■ Written instruction
Track down every line below that holds "форме" and copy it.

Dataset rows
_ _ _
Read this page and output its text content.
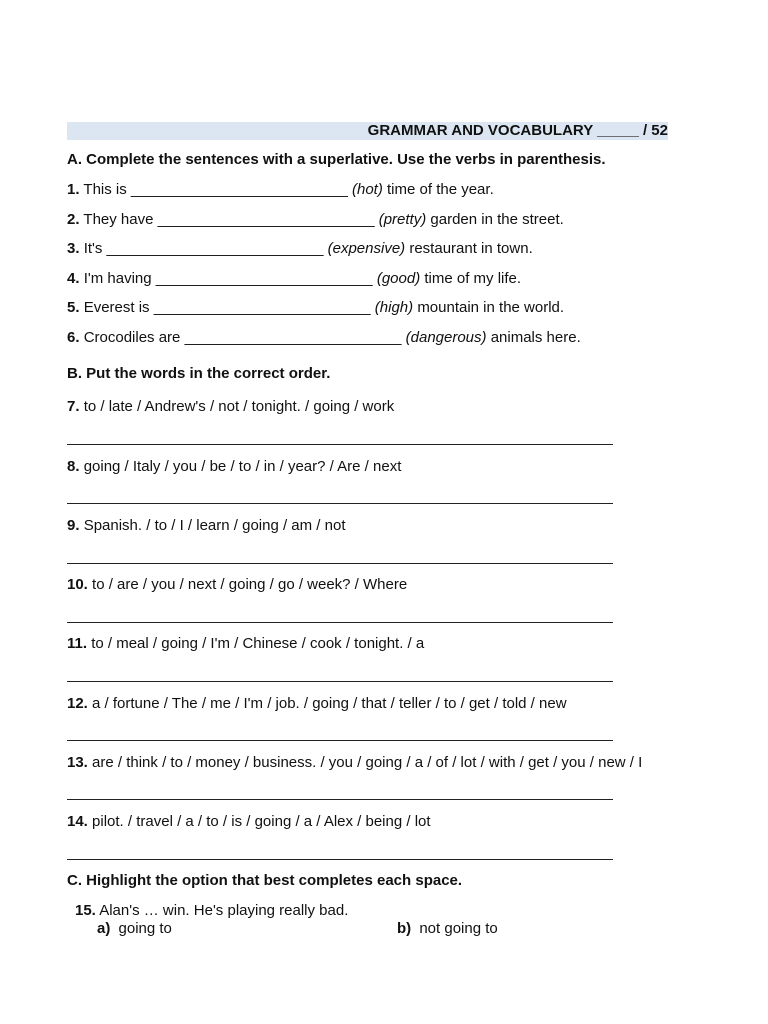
GRAMMAR AND VOCABULARY _____ / 52
A. Complete the sentences with a superlative. Use the verbs in parenthesis.
1. This is __________________________ (hot) time of the year.
2. They have __________________________ (pretty) garden in the street.
3. It's __________________________ (expensive) restaurant in town.
4. I'm having __________________________ (good) time of my life.
5. Everest is __________________________ (high) mountain in the world.
6. Crocodiles are __________________________ (dangerous) animals here.
B. Put the words in the correct order.
7. to / late / Andrew's / not / tonight. / going / work
8. going / Italy / you / be / to / in / year? / Are / next
9. Spanish. / to / I / learn / going / am / not
10. to / are / you / next / going / go / week? / Where
11. to / meal / going / I'm / Chinese / cook / tonight. / a
12. a / fortune / The / me / I'm / job. / going / that / teller / to / get / told / new
13. are / think / to / money / business. / you / going / a / of / lot / with / get / you / new / I
14. pilot. / travel / a / to / is / going / a / Alex / being / lot
C. Highlight the option that best completes each space.
15. Alan's … win. He's playing really bad.
a) going to	b) not going to
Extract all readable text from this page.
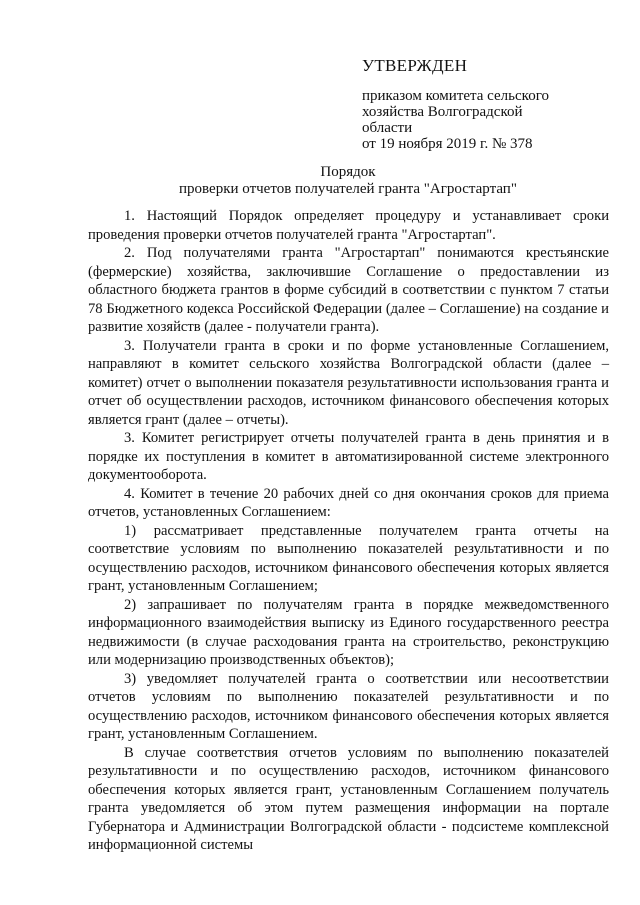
УТВЕРЖДЕН
приказом комитета сельского
хозяйства Волгоградской
области
от 19 ноября 2019 г. № 378
Порядок
проверки отчетов получателей гранта "Агростартап"

1. Настоящий Порядок определяет процедуру и устанавливает сроки проведения проверки отчетов получателей гранта "Агростартап".

2. Под получателями гранта "Агростартап" понимаются крестьянские (фермерские) хозяйства, заключившие Соглашение о предоставлении из областного бюджета грантов в форме субсидий в соответствии с пунктом 7 статьи 78 Бюджетного кодекса Российской Федерации (далее – Соглашение) на создание и развитие хозяйств (далее - получатели гранта).

3. Получатели гранта в сроки и по форме установленные Соглашением, направляют в комитет сельского хозяйства Волгоградской области (далее – комитет) отчет о выполнении показателя результативности использования гранта и отчет об осуществлении расходов, источником финансового обеспечения которых является грант (далее – отчеты).

3. Комитет регистрирует отчеты получателей гранта в день принятия и в порядке их поступления в комитет в автоматизированной системе электронного документооборота.

4. Комитет в течение 20 рабочих дней со дня окончания сроков для приема отчетов, установленных Соглашением:

1) рассматривает представленные получателем гранта отчеты на соответствие условиям по выполнению показателей результативности и по осуществлению расходов, источником финансового обеспечения которых является грант, установленным Соглашением;

2) запрашивает по получателям гранта в порядке межведомственного информационного взаимодействия выписку из Единого государственного реестра недвижимости (в случае расходования гранта на строительство, реконструкцию или модернизацию производственных объектов);

3) уведомляет получателей гранта о соответствии или несоответствии отчетов условиям по выполнению показателей результативности и по осуществлению расходов, источником финансового обеспечения которых является грант, установленным Соглашением.

В случае соответствия отчетов условиям по выполнению показателей результативности и по осуществлению расходов, источником финансового обеспечения которых является грант, установленным Соглашением получатель гранта уведомляется об этом путем размещения информации на портале Губернатора и Администрации Волгоградской области - подсистеме комплексной информационной системы
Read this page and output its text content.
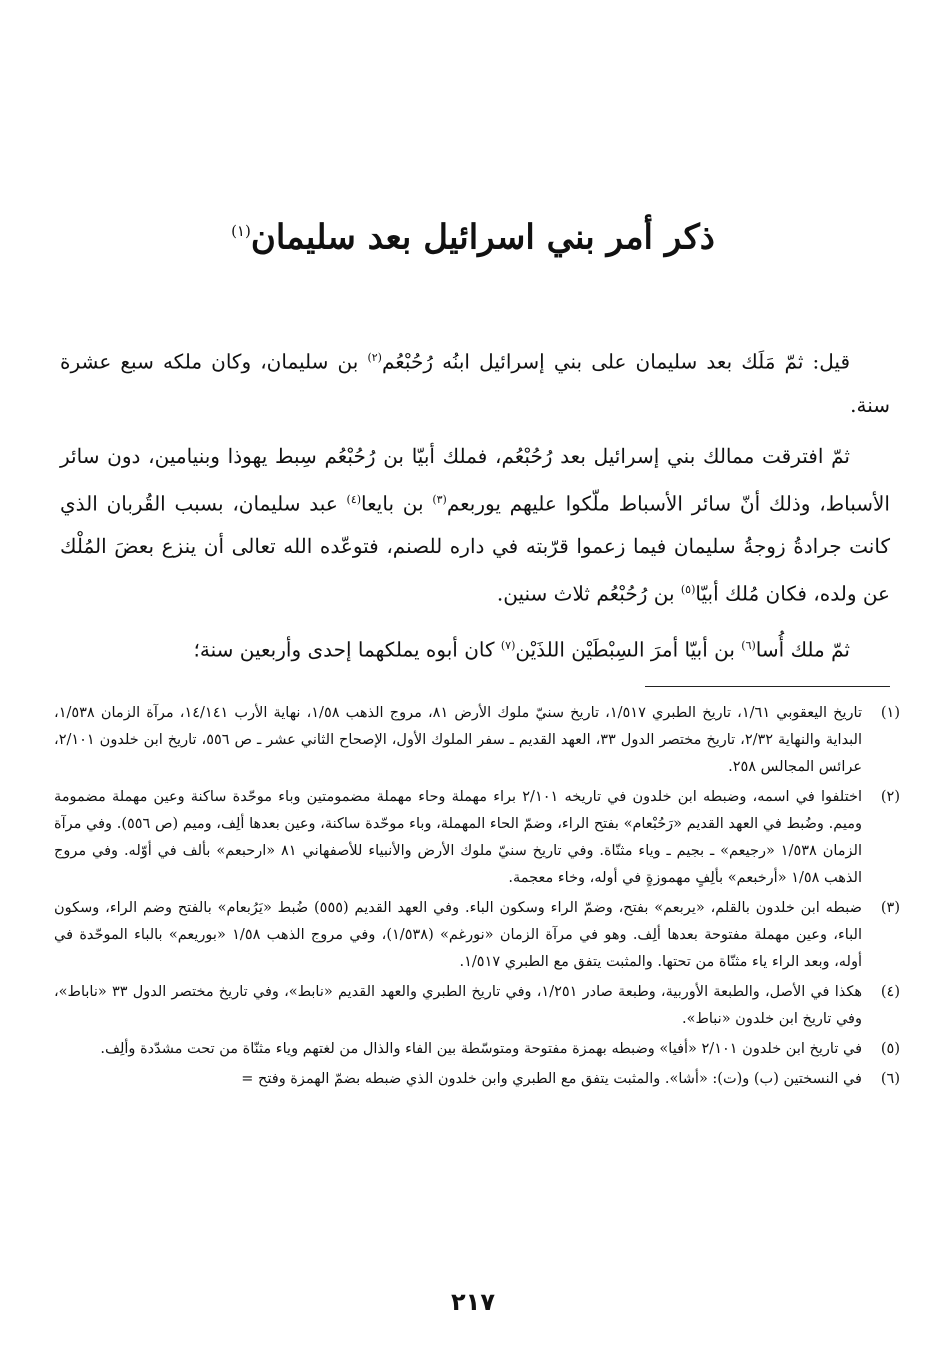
ذكر أمر بني اسرائيل بعد سليمان$^{(١)}$

قيل: ثمّ مَلَك بعد سليمان على بني إسرائيل ابنُه رُحُبْعُم$^{(٢)}$ بن سليمان، وكان ملكه سبع عشرة سنة.

ثمّ افترقت ممالك بني إسرائيل بعد رُحُبْعُم، فملك أبيّا بن رُحُبْعُم سِبط يهوذا وبنيامين، دون سائر الأسباط، وذلك أنّ سائر الأسباط ملّكوا عليهم يوربعم$^{(٣)}$ بن بايعا$^{(٤)}$ عبد سليمان، بسبب القُربان الذي كانت جرادةُ زوجةُ سليمان فيما زعموا قرّبته في داره للصنم، فتوعّده الله تعالى أن ينزع بعضَ المُلْك عن ولده، فكان مُلك أبيّا$^{(٥)}$ بن رُحُبْعُم ثلاث سنين.

ثمّ ملك أُسا$^{(٦)}$ بن أبيّا أمرَ السِبْطَيْن اللذَيْن$^{(٧)}$ كان أبوه يملكهما إحدى وأربعين سنة؛

(١)
تاريخ اليعقوبي ١/٦١، تاريخ الطبري ١/٥١٧، تاريخ سنيّ ملوك الأرض ٨١، مروج الذهب ١/٥٨، نهاية الأرب ١٤/١٤١، مرآة الزمان ١/٥٣٨، البداية والنهاية ٢/٣٢، تاريخ مختصر الدول ٣٣، العهد القديم ـ سفر الملوك الأول، الإصحاح الثاني عشر ـ ص ٥٥٦، تاريخ ابن خلدون ٢/١٠١، عرائس المجالس ٢٥٨.
(٢)
اختلفوا في اسمه، وضبطه ابن خلدون في تاريخه ٢/١٠١ براء مهملة وحاء مهملة مضمومتين وباء موحّدة ساكنة وعين مهملة مضمومة وميم. وضُبط في العهد القديم «رَحُبْعام» بفتح الراء، وضمّ الحاء المهملة، وباء موحّدة ساكنة، وعين بعدها ألِف، وميم (ص ٥٥٦). وفي مرآة الزمان ١/٥٣٨ «رجيعم» ـ بجيم ـ وياء مثنّاة. وفي تاريخ سنيّ ملوك الأرض والأنبياء للأصفهاني ٨١ «ارحبعم» بألف في أوّله. وفي مروج الذهب ١/٥٨ «أرخبعم» بألِفٍ مهموزةٍ في أوله، وخاء معجمة.
(٣)
ضبطه ابن خلدون بالقلم، «يربعم» بفتح، وضمّ الراء وسكون الباء. وفي العهد القديم (٥٥٥) ضُبط «يَرُبعام» بالفتح وضم الراء، وسكون الباء، وعين مهملة مفتوحة بعدها ألِف. وهو في مرآة الزمان «نورغم» (١/٥٣٨)، وفي مروج الذهب ١/٥٨ «بوريعم» بالباء الموحّدة في أوله، وبعد الراء ياء مثنّاة من تحتها. والمثبت يتفق مع الطبري ١/٥١٧.
(٤)
هكذا في الأصل، والطبعة الأوربية، وطبعة صادر ١/٢٥١، وفي تاريخ الطبري والعهد القديم «نابط»، وفي تاريخ مختصر الدول ٣٣ «ناباط»، وفي تاريخ ابن خلدون «نباط».
(٥)
في تاريخ ابن خلدون ٢/١٠١ «أفيا» وضبطه بهمزة مفتوحة ومتوسّطة بين الفاء والذال من لغتهم وياء مثنّاة من تحت مشدّدة وألِف.
(٦)
في النسختين (ب) و(ت): «أشا». والمثبت يتفق مع الطبري وابن خلدون الذي ضبطه بضمّ الهمزة وفتح =
٢١٧
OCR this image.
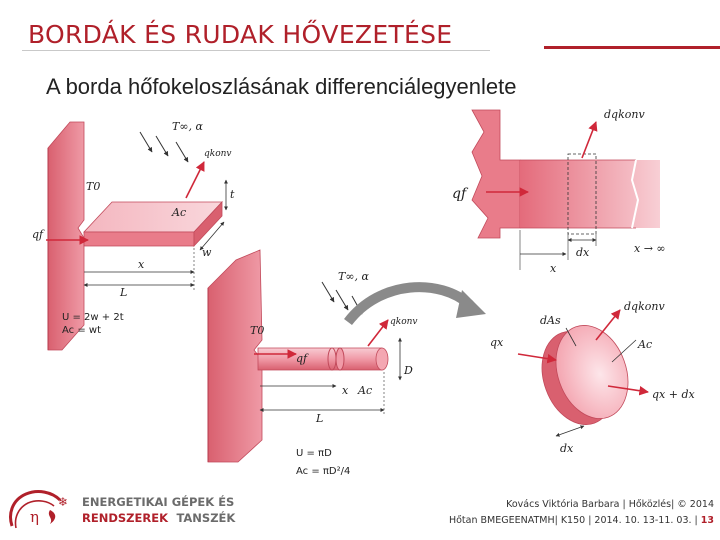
BORDÁK ÉS RUDAK HŐVEZETÉSE
A borda hőfokeloszlásának differenciálegyenlete
T∞, α
qkonv
T0
Ac
t
w
qf
x
L
U = 2w + 2t
Ac = wt
T∞, α
qkonv
T0
qf
D
x Ac
L
U = πD
Ac = πD²/4
dqkonv
qf
dx
x
x → ∞
dAs
dqkonv
qx	Ac
qx + dx
dx
η
❄ ENERGETIKAI GÉPEK ÉS
RENDSZEREK TANSZÉK
Kovács Viktória Barbara | Hőközlés| © 2014
Hőtan BMEGEENATMH| K150 | 2014. 10. 13-11. 03. | 13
_ _ _
■ Solution
2. Под получателями гранта "Агростартап" понимаются крестьянские (фермерские) хозяйства, заключившие Соглашение о предоставлении из областного бюджета грантов в форме субсидий в соответствии с пунктом 7 статьи 78 Бюджетного кодекса Российской Федерации (далее – Соглашение) на создание и развитие хозяйств (далее - получатели гранта).
3. Получатели гранта в сроки и по форме установленные Соглашением, направляют в комитет сельского хозяйства Волгоградской области (далее – комитет) отчет о выполнении показателя результативности использования гранта и отчет об осуществлении расходов, источником финансового обеспечения которых является грант (далее – отчеты).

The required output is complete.